Could you copy every line from the material below in which "ylabel" appears?

# START OF RECORD EXTRACTS

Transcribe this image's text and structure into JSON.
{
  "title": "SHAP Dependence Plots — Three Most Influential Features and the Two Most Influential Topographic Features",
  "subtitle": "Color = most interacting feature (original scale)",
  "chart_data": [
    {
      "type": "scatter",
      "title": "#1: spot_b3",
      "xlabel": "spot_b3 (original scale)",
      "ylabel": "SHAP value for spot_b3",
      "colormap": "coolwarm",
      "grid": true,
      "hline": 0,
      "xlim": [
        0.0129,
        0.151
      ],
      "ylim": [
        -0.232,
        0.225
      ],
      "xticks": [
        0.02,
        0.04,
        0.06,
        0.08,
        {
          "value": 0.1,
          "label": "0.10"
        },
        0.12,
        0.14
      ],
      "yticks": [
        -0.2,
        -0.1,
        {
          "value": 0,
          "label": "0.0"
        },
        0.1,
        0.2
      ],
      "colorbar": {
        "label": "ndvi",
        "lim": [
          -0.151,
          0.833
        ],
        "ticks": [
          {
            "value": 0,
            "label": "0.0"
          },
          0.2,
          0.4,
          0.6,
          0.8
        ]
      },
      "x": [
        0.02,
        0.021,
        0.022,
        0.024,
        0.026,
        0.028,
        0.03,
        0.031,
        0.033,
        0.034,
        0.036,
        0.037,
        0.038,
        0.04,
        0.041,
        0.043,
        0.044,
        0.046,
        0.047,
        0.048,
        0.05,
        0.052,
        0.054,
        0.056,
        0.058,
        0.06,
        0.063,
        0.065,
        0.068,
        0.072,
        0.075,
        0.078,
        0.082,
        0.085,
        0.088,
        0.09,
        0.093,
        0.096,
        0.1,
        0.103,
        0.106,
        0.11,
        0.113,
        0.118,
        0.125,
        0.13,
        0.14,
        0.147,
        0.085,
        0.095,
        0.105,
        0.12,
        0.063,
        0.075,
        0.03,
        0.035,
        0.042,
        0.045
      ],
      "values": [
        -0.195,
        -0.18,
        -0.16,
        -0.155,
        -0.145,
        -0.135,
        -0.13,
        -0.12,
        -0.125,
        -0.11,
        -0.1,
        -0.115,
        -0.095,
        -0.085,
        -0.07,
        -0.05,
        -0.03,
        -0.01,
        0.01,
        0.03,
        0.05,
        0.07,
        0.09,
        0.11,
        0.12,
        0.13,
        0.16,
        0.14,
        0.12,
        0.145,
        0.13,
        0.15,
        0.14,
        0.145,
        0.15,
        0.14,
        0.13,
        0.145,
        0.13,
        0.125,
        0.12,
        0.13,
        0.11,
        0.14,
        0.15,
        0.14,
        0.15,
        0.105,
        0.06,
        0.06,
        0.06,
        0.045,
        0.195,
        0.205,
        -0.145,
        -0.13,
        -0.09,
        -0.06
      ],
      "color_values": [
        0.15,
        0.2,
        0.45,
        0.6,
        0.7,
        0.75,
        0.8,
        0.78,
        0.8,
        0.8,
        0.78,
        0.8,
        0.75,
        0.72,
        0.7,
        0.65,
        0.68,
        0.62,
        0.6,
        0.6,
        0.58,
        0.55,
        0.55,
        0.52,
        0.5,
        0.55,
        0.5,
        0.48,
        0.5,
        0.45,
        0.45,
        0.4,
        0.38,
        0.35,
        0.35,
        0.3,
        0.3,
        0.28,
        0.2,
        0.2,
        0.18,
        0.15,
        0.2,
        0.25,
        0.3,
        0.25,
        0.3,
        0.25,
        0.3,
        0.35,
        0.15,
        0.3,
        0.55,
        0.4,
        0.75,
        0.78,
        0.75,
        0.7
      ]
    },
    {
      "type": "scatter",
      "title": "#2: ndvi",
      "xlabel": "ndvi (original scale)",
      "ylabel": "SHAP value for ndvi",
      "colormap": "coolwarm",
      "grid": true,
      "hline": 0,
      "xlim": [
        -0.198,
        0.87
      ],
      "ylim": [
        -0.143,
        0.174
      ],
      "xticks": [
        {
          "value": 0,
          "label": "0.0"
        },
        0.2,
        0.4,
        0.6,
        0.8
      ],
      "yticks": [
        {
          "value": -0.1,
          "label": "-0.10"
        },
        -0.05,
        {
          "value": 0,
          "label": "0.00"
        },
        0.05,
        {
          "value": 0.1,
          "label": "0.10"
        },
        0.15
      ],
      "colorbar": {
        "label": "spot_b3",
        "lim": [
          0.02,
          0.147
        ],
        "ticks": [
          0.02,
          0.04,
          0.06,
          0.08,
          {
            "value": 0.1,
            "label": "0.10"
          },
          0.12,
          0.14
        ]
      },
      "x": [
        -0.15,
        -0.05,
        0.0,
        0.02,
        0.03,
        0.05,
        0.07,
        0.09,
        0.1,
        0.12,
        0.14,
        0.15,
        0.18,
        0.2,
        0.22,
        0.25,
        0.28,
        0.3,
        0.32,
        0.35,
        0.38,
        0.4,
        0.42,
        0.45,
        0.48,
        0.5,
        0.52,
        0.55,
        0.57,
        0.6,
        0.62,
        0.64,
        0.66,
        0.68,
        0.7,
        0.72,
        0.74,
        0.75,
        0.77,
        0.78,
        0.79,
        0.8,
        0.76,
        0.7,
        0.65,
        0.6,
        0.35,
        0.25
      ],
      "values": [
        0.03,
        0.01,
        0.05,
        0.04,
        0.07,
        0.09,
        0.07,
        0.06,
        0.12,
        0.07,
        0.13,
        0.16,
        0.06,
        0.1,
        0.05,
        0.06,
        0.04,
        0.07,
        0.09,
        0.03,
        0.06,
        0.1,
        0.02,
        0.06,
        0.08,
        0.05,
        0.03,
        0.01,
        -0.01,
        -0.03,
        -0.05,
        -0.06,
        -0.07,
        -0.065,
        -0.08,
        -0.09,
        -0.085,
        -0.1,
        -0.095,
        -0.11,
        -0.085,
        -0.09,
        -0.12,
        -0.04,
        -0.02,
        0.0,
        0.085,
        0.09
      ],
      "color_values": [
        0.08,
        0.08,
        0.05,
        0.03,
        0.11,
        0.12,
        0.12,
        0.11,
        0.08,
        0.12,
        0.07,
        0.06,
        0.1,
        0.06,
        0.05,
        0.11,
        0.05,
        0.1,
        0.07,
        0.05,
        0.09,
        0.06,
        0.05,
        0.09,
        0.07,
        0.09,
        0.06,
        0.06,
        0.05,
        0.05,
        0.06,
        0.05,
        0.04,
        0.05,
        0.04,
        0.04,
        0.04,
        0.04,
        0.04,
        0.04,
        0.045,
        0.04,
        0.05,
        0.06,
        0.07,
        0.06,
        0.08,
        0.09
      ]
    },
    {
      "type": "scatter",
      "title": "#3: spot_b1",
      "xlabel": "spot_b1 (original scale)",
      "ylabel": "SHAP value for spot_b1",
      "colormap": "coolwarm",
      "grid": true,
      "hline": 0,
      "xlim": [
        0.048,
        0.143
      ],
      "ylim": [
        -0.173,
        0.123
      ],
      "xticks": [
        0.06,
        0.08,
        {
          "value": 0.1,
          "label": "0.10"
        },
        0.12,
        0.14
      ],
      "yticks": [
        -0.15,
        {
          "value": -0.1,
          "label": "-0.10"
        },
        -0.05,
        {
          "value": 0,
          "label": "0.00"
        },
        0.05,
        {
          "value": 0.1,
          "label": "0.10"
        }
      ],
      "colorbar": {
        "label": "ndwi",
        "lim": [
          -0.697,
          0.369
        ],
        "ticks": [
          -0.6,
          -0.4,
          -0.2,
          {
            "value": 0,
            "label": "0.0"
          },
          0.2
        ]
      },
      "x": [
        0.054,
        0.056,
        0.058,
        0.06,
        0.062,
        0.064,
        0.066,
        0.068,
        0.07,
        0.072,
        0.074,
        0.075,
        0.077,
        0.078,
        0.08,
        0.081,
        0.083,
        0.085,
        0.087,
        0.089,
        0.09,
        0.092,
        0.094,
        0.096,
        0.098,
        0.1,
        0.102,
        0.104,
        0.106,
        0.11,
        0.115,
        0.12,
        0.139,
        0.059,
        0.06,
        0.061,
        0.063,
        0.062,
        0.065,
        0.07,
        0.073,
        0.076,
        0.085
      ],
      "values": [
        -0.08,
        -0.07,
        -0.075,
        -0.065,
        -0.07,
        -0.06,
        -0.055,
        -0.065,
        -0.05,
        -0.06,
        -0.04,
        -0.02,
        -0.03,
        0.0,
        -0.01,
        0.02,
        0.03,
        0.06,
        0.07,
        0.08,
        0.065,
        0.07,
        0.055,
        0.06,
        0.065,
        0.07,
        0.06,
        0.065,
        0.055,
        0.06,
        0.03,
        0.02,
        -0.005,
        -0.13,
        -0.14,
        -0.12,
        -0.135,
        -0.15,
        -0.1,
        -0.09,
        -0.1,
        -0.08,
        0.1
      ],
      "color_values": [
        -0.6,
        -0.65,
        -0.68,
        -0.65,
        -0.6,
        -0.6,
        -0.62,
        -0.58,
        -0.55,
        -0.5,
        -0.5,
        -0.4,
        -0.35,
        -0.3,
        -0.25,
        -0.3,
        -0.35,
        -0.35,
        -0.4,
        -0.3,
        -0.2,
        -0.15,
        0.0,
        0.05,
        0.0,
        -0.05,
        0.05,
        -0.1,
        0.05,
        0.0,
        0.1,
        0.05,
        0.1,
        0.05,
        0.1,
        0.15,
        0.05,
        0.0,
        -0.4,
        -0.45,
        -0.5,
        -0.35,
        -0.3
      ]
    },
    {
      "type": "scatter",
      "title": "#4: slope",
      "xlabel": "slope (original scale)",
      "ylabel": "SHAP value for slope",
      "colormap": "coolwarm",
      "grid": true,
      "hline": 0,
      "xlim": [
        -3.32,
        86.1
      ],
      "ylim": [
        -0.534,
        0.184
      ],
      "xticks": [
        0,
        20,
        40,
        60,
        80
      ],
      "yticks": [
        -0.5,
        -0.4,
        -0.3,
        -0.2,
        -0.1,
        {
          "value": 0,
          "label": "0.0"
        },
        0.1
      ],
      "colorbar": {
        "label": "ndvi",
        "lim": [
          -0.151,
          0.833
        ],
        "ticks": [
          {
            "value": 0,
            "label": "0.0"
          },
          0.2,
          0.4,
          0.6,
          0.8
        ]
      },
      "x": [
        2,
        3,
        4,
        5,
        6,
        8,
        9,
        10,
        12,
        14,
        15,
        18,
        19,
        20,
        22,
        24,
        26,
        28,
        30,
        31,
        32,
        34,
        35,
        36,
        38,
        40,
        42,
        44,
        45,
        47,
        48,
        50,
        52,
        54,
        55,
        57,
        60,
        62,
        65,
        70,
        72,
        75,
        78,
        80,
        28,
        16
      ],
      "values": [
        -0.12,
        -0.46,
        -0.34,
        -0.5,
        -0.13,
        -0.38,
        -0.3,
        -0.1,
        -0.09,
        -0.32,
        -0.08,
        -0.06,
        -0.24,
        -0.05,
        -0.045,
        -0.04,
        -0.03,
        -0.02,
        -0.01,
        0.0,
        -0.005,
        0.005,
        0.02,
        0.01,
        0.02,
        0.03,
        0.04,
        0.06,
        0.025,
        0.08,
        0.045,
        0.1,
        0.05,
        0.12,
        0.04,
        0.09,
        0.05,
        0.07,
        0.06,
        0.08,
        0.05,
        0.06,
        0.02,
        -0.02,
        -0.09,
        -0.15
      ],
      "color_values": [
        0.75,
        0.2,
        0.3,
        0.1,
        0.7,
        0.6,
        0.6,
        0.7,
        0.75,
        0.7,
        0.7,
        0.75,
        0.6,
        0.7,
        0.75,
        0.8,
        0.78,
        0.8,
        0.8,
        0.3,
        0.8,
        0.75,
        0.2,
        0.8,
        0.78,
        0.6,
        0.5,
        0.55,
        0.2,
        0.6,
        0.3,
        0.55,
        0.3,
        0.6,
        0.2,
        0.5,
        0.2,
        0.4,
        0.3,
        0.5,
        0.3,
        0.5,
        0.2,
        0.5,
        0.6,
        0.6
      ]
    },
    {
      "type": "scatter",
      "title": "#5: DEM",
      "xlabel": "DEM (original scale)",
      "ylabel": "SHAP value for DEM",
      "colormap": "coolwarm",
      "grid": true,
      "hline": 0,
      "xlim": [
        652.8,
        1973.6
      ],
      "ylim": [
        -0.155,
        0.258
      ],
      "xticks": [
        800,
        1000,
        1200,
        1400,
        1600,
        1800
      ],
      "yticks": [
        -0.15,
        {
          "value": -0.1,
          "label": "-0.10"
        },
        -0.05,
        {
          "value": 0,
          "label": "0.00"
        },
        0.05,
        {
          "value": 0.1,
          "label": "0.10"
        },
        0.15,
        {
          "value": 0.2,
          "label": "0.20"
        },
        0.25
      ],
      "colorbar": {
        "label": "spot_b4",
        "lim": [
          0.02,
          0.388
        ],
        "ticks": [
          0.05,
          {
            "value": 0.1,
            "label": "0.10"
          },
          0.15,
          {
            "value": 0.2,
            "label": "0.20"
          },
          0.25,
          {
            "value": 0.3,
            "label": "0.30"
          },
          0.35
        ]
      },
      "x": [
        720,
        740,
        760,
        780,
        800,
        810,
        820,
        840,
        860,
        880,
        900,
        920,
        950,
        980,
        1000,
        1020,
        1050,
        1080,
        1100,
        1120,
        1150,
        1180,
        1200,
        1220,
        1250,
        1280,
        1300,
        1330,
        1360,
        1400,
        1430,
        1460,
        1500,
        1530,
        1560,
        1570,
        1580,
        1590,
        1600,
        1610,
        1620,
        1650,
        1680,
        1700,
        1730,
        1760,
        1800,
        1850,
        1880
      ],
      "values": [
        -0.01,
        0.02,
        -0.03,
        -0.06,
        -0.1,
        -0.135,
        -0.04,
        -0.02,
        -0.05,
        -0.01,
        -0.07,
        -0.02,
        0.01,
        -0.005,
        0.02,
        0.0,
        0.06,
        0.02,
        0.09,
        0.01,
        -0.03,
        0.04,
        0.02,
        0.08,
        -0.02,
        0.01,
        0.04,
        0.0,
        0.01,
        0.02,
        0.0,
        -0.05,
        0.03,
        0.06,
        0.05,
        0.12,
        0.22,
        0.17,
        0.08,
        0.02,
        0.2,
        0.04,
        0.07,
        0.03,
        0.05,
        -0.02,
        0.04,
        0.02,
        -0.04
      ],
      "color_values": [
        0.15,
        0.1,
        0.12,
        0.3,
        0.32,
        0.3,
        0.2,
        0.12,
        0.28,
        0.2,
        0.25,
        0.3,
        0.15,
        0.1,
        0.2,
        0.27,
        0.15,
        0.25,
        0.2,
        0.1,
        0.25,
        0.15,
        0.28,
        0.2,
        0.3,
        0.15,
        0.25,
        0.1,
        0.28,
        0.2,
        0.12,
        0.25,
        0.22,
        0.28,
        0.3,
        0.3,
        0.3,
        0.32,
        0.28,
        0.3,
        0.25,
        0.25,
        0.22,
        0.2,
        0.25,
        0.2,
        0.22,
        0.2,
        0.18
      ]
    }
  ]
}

# END OF RECORD EXTRACTS

__OUTPUT__:
      "ylabel": "SHAP value for spot_b3",
      "ylabel": "SHAP value for ndvi",
      "ylabel": "SHAP value for spot_b1",
      "ylabel": "SHAP value for slope",
      "ylabel": "SHAP value for DEM",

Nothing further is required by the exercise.